**Exercise goal**: Faithfully return all lines, omitting every embedded picture.

**Records to use**:

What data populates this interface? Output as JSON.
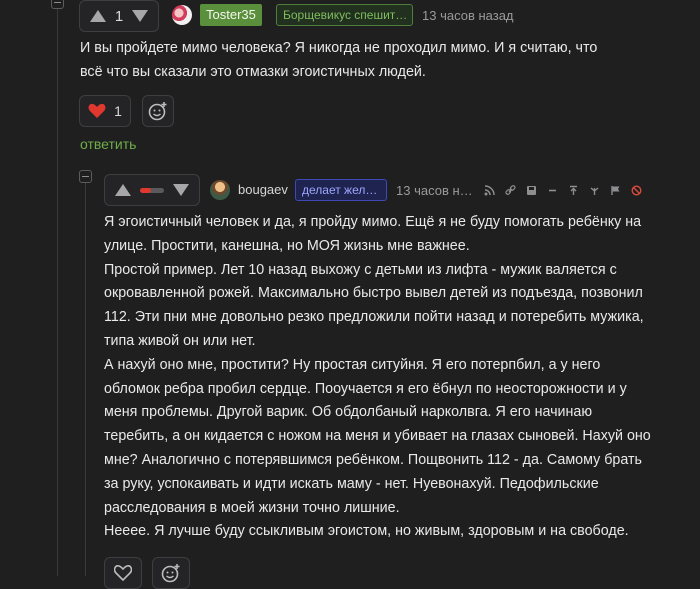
{
  "comment1": {
    "vote_count": "1",
    "username": "Toster35",
    "status": "Борщевикус спешит…",
    "time": "13 часов назад",
    "text": "И вы пройдете мимо человека? Я никогда не проходил мимо. И я считаю, что всё что вы сказали это отмазки эгоистичных людей.",
    "like_count": "1",
    "reply_label": "ответить"
  },
  "comment2": {
    "username": "bougaev",
    "status": "делает жел…",
    "time": "13 часов н…",
    "rating_fraction": 0.45,
    "paragraphs": [
      "Я эгоистичный человек и да, я пройду мимо. Ещё я не буду помогать ребёнку на улице. Простити, канешна, но МОЯ жизнь мне важнее.",
      "Простой пример. Лет 10 назад выхожу с детьми из лифта - мужик валяется с окровавленной рожей. Максимально быстро вывел детей из подъезда, позвонил 112. Эти пни мне довольно резко предложили пойти назад и потеребить мужика, типа живой он или нет.",
      "А нахуй оно мне, простити? Ну простая ситуйня. Я его потерпбил, а у него обломок ребра пробил сердце. Пооучается я его ёбнул по неосторожности и у меня проблемы. Другой варик. Об обдолбаный нарколвга. Я его начинаю теребить, а он кидается с ножом на меня и убивает на глазах сыновей. Нахуй оно мне? Аналогично с потерявшимся ребёнком. Пощвонить 112 - да. Самому брать за руку, успокаивать и идти искать маму - нет. Нуевонахуй. Педофильские расследования в моей жизни точно лишние.",
      "Нееее. Я лучше буду ссыкливым эгоистом, но живым, здоровым и на свободе."
    ]
  },
  "colors": {
    "background": "#1f1f20",
    "accent_green": "#6fae4a",
    "like_red": "#e0382e",
    "status_blue": "#3d49b8"
  }
}
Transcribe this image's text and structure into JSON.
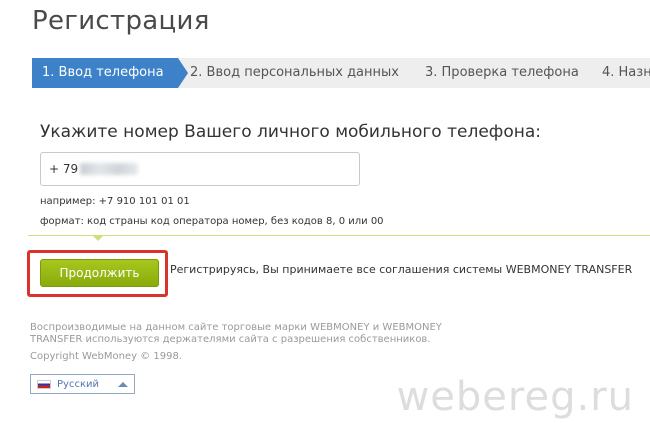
{
  "page": {
    "title": "Регистрация"
  },
  "steps": [
    {
      "label": "1. Ввод телефона"
    },
    {
      "label": "2. Ввод персональных данных"
    },
    {
      "label": "3. Проверка телефона"
    },
    {
      "label": "4. Назн"
    }
  ],
  "phone_form": {
    "heading": "Укажите номер Вашего личного мобильного телефона:",
    "input_value": "+ 79",
    "example": "например: +7 910 101 01 01",
    "format": "формат: код страны код оператора номер, без кодов 8, 0 или 00"
  },
  "actions": {
    "continue_label": "Продолжить",
    "agreement_text": "Регистрируясь, Вы принимаете все соглашения системы WEBMONEY TRANSFER"
  },
  "footer": {
    "trademark_text": "Воспроизводимые на данном сайте торговые марки WEBMONEY и WEBMONEY TRANSFER используются держателями сайта с разрешения собственников.",
    "copyright": "Copyright WebMoney © 1998."
  },
  "language": {
    "selected": "Русский",
    "flag_icon": "russia-flag-icon",
    "toggle_icon": "chevron-up-icon"
  },
  "watermark": "webereg.ru",
  "colors": {
    "active_step": "#3d82c8",
    "continue_button": "#98b814",
    "highlight_frame": "#d9342b"
  }
}
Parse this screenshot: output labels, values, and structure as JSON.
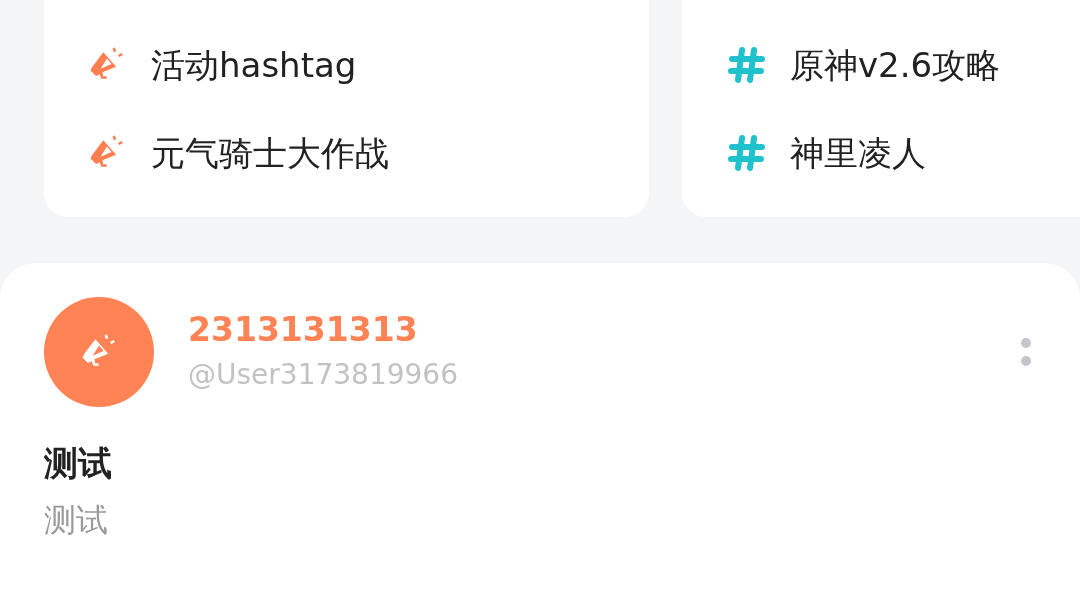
{
  "topic_cards": [
    {
      "tags": [
        {
          "kind": "event",
          "label": "活动hashtag"
        },
        {
          "kind": "event",
          "label": "元气骑士大作战"
        }
      ]
    },
    {
      "tags": [
        {
          "kind": "topic",
          "label": "原神v2.6攻略"
        },
        {
          "kind": "topic",
          "label": "神里凌人"
        }
      ]
    }
  ],
  "post": {
    "author": {
      "name": "2313131313",
      "handle": "@User3173819966"
    },
    "title": "测试",
    "body": "测试"
  }
}
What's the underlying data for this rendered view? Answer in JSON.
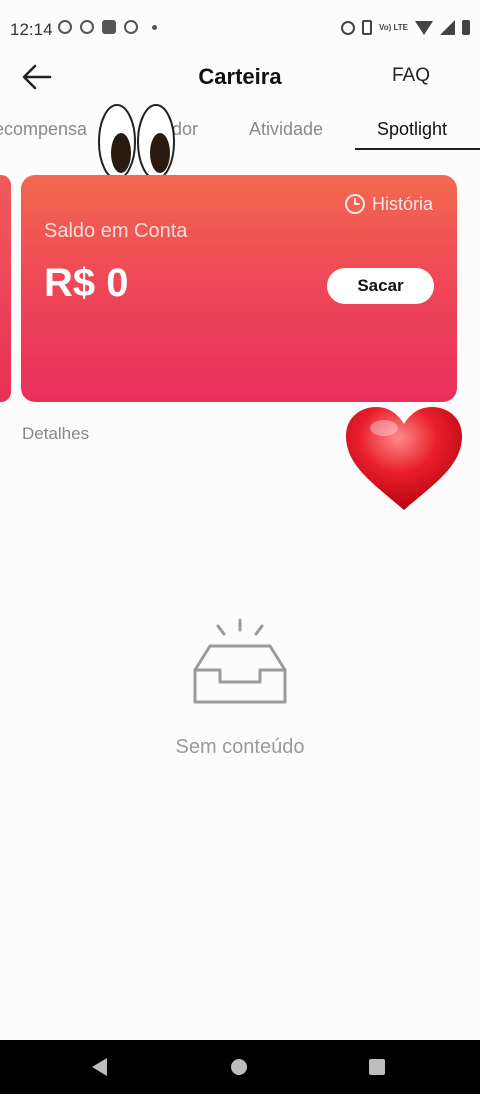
{
  "status_bar": {
    "time": "12:14",
    "network_label": "Vo) LTE"
  },
  "header": {
    "title": "Carteira",
    "faq_label": "FAQ"
  },
  "tabs": [
    {
      "label": "ecompensa",
      "active": false
    },
    {
      "label": "dor",
      "active": false
    },
    {
      "label": "Atividade",
      "active": false
    },
    {
      "label": "Spotlight",
      "active": true
    }
  ],
  "card": {
    "history_label": "História",
    "balance_label": "Saldo em Conta",
    "balance_value": "R$ 0",
    "withdraw_label": "Sacar"
  },
  "details_label": "Detalhes",
  "empty_state": {
    "text": "Sem conteúdo"
  },
  "colors": {
    "card_top": "#f3684f",
    "card_bottom": "#e9305c",
    "nav_bar": "#000000"
  }
}
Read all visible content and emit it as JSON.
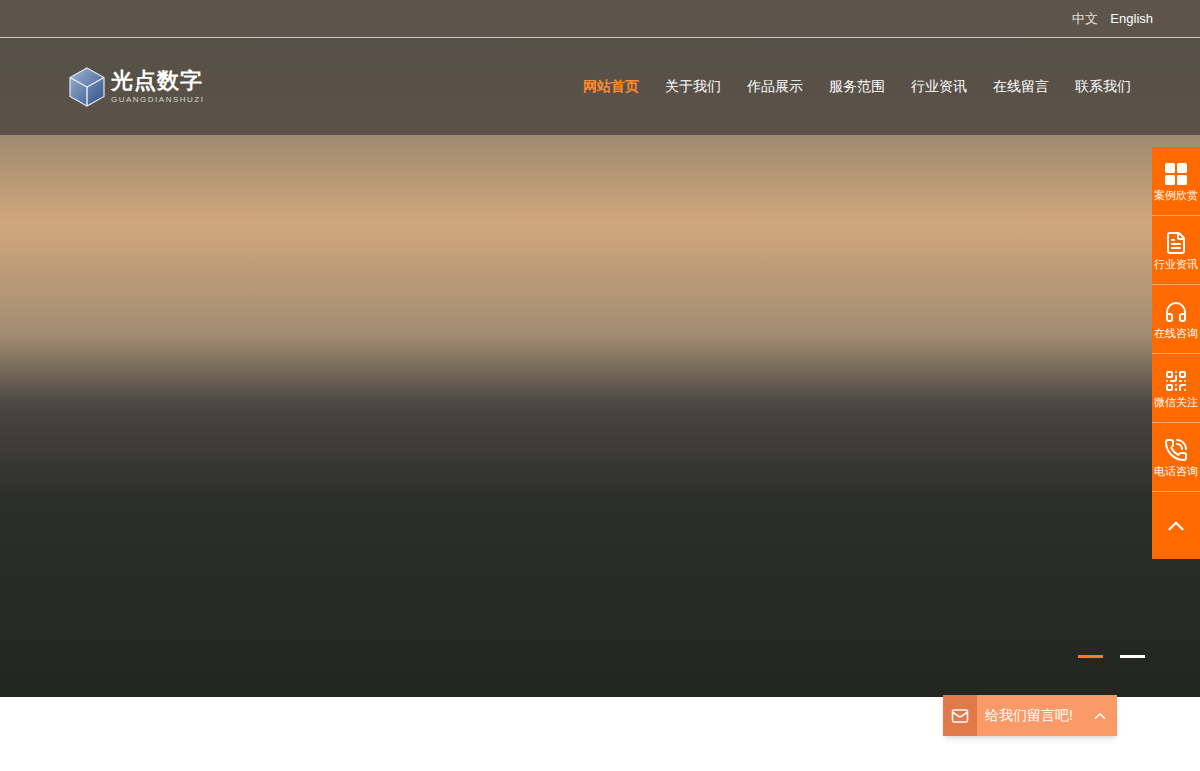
{
  "language": [
    {
      "label": "中文",
      "selected": false
    },
    {
      "label": "English",
      "selected": true
    }
  ],
  "logo": {
    "name": "光点数字",
    "subtitle": "GUANGDIANSHUZI"
  },
  "nav": [
    {
      "label": "网站首页",
      "selected": true
    },
    {
      "label": "关于我们",
      "selected": false
    },
    {
      "label": "作品展示",
      "selected": false
    },
    {
      "label": "服务范围",
      "selected": false
    },
    {
      "label": "行业资讯",
      "selected": false
    },
    {
      "label": "在线留言",
      "selected": false
    },
    {
      "label": "联系我们",
      "selected": false
    }
  ],
  "hero": {
    "slides": [
      {
        "selected": true
      },
      {
        "selected": false
      }
    ]
  },
  "side_toolbar": [
    {
      "label": "案例欣赏",
      "kind": "grid"
    },
    {
      "label": "行业资讯",
      "kind": "news"
    },
    {
      "label": "在线咨询",
      "kind": "chat"
    },
    {
      "label": "微信关注",
      "kind": "qr"
    },
    {
      "label": "电话咨询",
      "kind": "phone"
    }
  ],
  "message_bar": {
    "label": "给我们留言吧!",
    "expanded": false
  }
}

**Written response**:
What data populates this interface? Output as JSON.
{
  "comment1": {
    "vote_count": "1",
    "username": "Toster35",
    "status": "Борщевикус спешит…",
    "time": "13 часов назад",
    "text": "И вы пройдете мимо человека? Я никогда не проходил мимо. И я считаю, что всё что вы сказали это отмазки эгоистичных людей.",
    "like_count": "1",
    "reply_label": "ответить"
  },
  "comment2": {
    "username": "bougaev",
    "status": "делает жел…",
    "time": "13 часов н…",
    "rating_fraction": 0.45,
    "paragraphs": [
      "Я эгоистичный человек и да, я пройду мимо. Ещё я не буду помогать ребёнку на улице. Простити, канешна, но МОЯ жизнь мне важнее.",
      "Простой пример. Лет 10 назад выхожу с детьми из лифта - мужик валяется с окровавленной рожей. Максимально быстро вывел детей из подъезда, позвонил 112. Эти пни мне довольно резко предложили пойти назад и потеребить мужика, типа живой он или нет.",
      "А нахуй оно мне, простити? Ну простая ситуйня. Я его потерпбил, а у него обломок ребра пробил сердце. Пооучается я его ёбнул по неосторожности и у меня проблемы. Другой варик. Об обдолбаный нарколвга. Я его начинаю теребить, а он кидается с ножом на меня и убивает на глазах сыновей. Нахуй оно мне? Аналогично с потерявшимся ребёнком. Пощвонить 112 - да. Самому брать за руку, успокаивать и идти искать маму - нет. Нуевонахуй. Педофильские расследования в моей жизни точно лишние.",
      "Нееее. Я лучше буду ссыкливым эгоистом, но живым, здоровым и на свободе."
    ]
  },
  "colors": {
    "background": "#1f1f20",
    "accent_green": "#6fae4a",
    "like_red": "#e0382e",
    "status_blue": "#3d49b8"
  }
}
Transcribe this image's text and structure into JSON.
{
  "page": {
    "title": "Регистрация"
  },
  "steps": [
    {
      "label": "1. Ввод телефона"
    },
    {
      "label": "2. Ввод персональных данных"
    },
    {
      "label": "3. Проверка телефона"
    },
    {
      "label": "4. Назн"
    }
  ],
  "phone_form": {
    "heading": "Укажите номер Вашего личного мобильного телефона:",
    "input_value": "+ 79",
    "example": "например: +7 910 101 01 01",
    "format": "формат: код страны код оператора номер, без кодов 8, 0 или 00"
  },
  "actions": {
    "continue_label": "Продолжить",
    "agreement_text": "Регистрируясь, Вы принимаете все соглашения системы WEBMONEY TRANSFER"
  },
  "footer": {
    "trademark_text": "Воспроизводимые на данном сайте торговые марки WEBMONEY и WEBMONEY TRANSFER используются держателями сайта с разрешения собственников.",
    "copyright": "Copyright WebMoney © 1998."
  },
  "language": {
    "selected": "Русский",
    "flag_icon": "russia-flag-icon",
    "toggle_icon": "chevron-up-icon"
  },
  "watermark": "webereg.ru",
  "colors": {
    "active_step": "#3d82c8",
    "continue_button": "#98b814",
    "highlight_frame": "#d9342b"
  }
}
Parse this screenshot: output labels, values, and structure as JSON.
{
  "topic_cards": [
    {
      "tags": [
        {
          "kind": "event",
          "label": "活动hashtag"
        },
        {
          "kind": "event",
          "label": "元气骑士大作战"
        }
      ]
    },
    {
      "tags": [
        {
          "kind": "topic",
          "label": "原神v2.6攻略"
        },
        {
          "kind": "topic",
          "label": "神里凌人"
        }
      ]
    }
  ],
  "post": {
    "author": {
      "name": "2313131313",
      "handle": "@User3173819966"
    },
    "title": "测试",
    "body": "测试"
  }
}
What's the underlying data for this rendered view? Answer in JSON.
{
  "status_bar": {
    "time": "12:14",
    "network_label": "Vo) LTE"
  },
  "header": {
    "title": "Carteira",
    "faq_label": "FAQ"
  },
  "tabs": [
    {
      "label": "ecompensa",
      "active": false
    },
    {
      "label": "dor",
      "active": false
    },
    {
      "label": "Atividade",
      "active": false
    },
    {
      "label": "Spotlight",
      "active": true
    }
  ],
  "card": {
    "history_label": "História",
    "balance_label": "Saldo em Conta",
    "balance_value": "R$ 0",
    "withdraw_label": "Sacar"
  },
  "details_label": "Detalhes",
  "empty_state": {
    "text": "Sem conteúdo"
  },
  "colors": {
    "card_top": "#f3684f",
    "card_bottom": "#e9305c",
    "nav_bar": "#000000"
  }
}
Read all visible content and emit it as JSON.
{
  "language": [
    {
      "label": "中文",
      "selected": false
    },
    {
      "label": "English",
      "selected": true
    }
  ],
  "logo": {
    "name": "光点数字",
    "subtitle": "GUANGDIANSHUZI"
  },
  "nav": [
    {
      "label": "网站首页",
      "selected": true
    },
    {
      "label": "关于我们",
      "selected": false
    },
    {
      "label": "作品展示",
      "selected": false
    },
    {
      "label": "服务范围",
      "selected": false
    },
    {
      "label": "行业资讯",
      "selected": false
    },
    {
      "label": "在线留言",
      "selected": false
    },
    {
      "label": "联系我们",
      "selected": false
    }
  ],
  "hero": {
    "slides": [
      {
        "selected": true
      },
      {
        "selected": false
      }
    ]
  },
  "side_toolbar": [
    {
      "label": "案例欣赏",
      "kind": "grid"
    },
    {
      "label": "行业资讯",
      "kind": "news"
    },
    {
      "label": "在线咨询",
      "kind": "chat"
    },
    {
      "label": "微信关注",
      "kind": "qr"
    },
    {
      "label": "电话咨询",
      "kind": "phone"
    }
  ],
  "message_bar": {
    "label": "给我们留言吧!",
    "expanded": false
  }
}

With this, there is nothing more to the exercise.